▸ WHAT YOU SHOULD DO:
Take the line that contains "Parse this screenshot: output" and every line after it in the material below, and quote them exactly.
┏━━
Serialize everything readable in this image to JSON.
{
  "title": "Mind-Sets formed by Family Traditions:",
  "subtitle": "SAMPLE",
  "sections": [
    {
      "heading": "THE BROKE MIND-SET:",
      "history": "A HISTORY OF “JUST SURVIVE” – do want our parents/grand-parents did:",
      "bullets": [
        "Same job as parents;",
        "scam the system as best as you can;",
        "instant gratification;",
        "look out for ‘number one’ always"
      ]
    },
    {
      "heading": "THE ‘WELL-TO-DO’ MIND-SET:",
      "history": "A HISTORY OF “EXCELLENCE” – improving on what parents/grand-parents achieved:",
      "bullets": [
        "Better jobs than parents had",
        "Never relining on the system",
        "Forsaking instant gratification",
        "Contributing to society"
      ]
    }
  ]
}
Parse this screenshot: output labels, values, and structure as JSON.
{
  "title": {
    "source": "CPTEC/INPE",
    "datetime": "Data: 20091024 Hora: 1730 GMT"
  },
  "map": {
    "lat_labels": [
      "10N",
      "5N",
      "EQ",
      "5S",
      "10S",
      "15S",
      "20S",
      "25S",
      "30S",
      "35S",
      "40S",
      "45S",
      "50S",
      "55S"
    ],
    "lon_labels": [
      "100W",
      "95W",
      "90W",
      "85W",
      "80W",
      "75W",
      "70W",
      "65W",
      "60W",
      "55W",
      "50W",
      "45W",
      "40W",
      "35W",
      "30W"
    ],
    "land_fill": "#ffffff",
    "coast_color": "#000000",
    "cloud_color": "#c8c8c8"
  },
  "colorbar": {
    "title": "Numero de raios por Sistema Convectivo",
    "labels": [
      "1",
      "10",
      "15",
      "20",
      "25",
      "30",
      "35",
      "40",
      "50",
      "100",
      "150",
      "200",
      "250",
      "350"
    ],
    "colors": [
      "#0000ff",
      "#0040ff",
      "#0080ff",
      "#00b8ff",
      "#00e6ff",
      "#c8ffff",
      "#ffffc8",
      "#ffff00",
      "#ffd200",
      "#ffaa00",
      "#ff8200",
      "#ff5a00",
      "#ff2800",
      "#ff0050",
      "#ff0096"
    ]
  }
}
┗━━
▸ RESULT FOR THIS EXERCISE:
Parse this screenshot: output labels, values, and structure as JSON.
{
  "title": {
    "source": "CPTEC/INPE",
    "datetime": "Data: 20091024 Hora: 1730 GMT"
  },
  "map": {
    "lat_labels": [
      "10N",
      "5N",
      "EQ",
      "5S",
      "10S",
      "15S",
      "20S",
      "25S",
      "30S",
      "35S",
      "40S",
      "45S",
      "50S",
      "55S"
    ],
    "lon_labels": [
      "100W",
      "95W",
      "90W",
      "85W",
      "80W",
      "75W",
      "70W",
      "65W",
      "60W",
      "55W",
      "50W",
      "45W",
      "40W",
      "35W",
      "30W"
    ],
    "land_fill": "#ffffff",
    "coast_color": "#000000",
    "cloud_color": "#c8c8c8"
  },
  "colorbar": {
    "title": "Numero de raios por Sistema Convectivo",
    "labels": [
      "1",
      "10",
      "15",
      "20",
      "25",
      "30",
      "35",
      "40",
      "50",
      "100",
      "150",
      "200",
      "250",
      "350"
    ],
    "colors": [
      "#0000ff",
      "#0040ff",
      "#0080ff",
      "#00b8ff",
      "#00e6ff",
      "#c8ffff",
      "#ffffc8",
      "#ffff00",
      "#ffd200",
      "#ffaa00",
      "#ff8200",
      "#ff5a00",
      "#ff2800",
      "#ff0050",
      "#ff0096"
    ]
  }
}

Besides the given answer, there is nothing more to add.